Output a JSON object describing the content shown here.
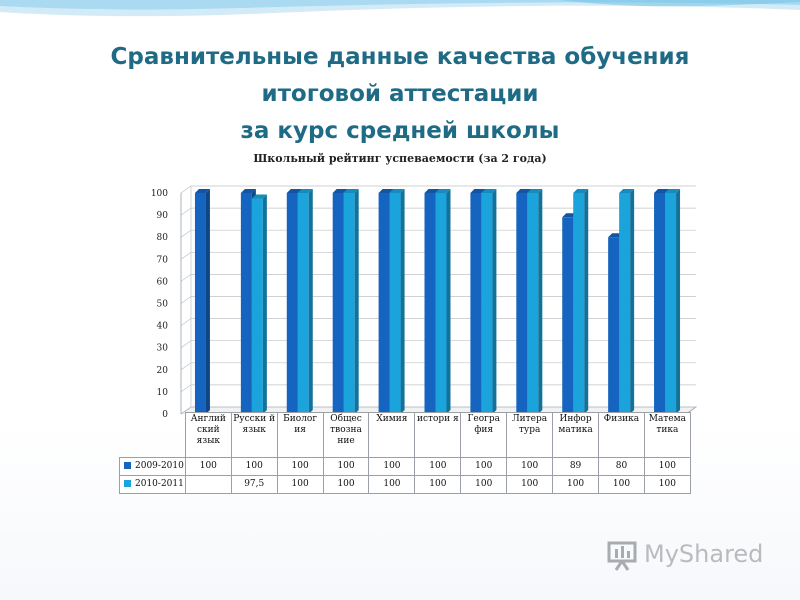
{
  "slide": {
    "title_line1": "Сравнительные данные качества обучения",
    "title_line2": "итоговой аттестации",
    "title_line3": "за курс средней школы",
    "colors": {
      "title": "#1f6b86",
      "series1": "#1565c0",
      "series2": "#1ba3dc"
    }
  },
  "chart_data": {
    "type": "bar",
    "title": "Школьный рейтинг успеваемости (за 2 года)",
    "categories": [
      "Английский язык",
      "Русский язык",
      "Биология",
      "Обществознание",
      "Химия",
      "история",
      "География",
      "Литература",
      "Информатика",
      "Физика",
      "Математика"
    ],
    "category_labels": [
      "Англий ский язык",
      "Русски й язык",
      "Биолог ия",
      "Общес твозна ние",
      "Химия",
      "истори я",
      "Геогра фия",
      "Литера тура",
      "Инфор матика",
      "Физика",
      "Матема тика"
    ],
    "series": [
      {
        "name": "2009-2010",
        "values": [
          100,
          100,
          100,
          100,
          100,
          100,
          100,
          100,
          89,
          80,
          100
        ],
        "labels": [
          "100",
          "100",
          "100",
          "100",
          "100",
          "100",
          "100",
          "100",
          "89",
          "80",
          "100"
        ]
      },
      {
        "name": "2010-2011",
        "values": [
          null,
          97.5,
          100,
          100,
          100,
          100,
          100,
          100,
          100,
          100,
          100
        ],
        "labels": [
          "",
          "97,5",
          "100",
          "100",
          "100",
          "100",
          "100",
          "100",
          "100",
          "100",
          "100"
        ]
      }
    ],
    "ylim": [
      0,
      100
    ],
    "yticks": [
      0,
      10,
      20,
      30,
      40,
      50,
      60,
      70,
      80,
      90,
      100
    ],
    "legend": "data-table",
    "grid": true
  },
  "logo": {
    "text": "MyShared"
  }
}
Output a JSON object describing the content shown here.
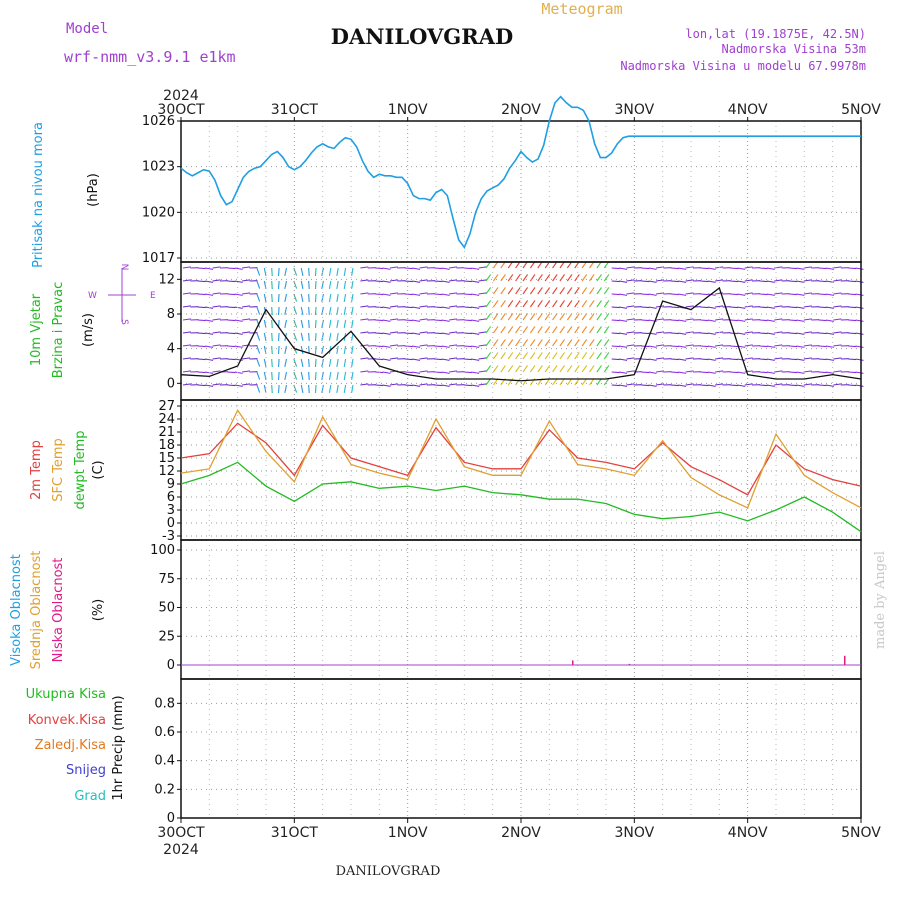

++++++

→ **Task to carry out**
Pull out each line of the listing that holds the string "язык".

→ **Completed exercise**
      "Английский язык",
      "Русский язык",
      "Англий ский язык",
      "Русски й язык",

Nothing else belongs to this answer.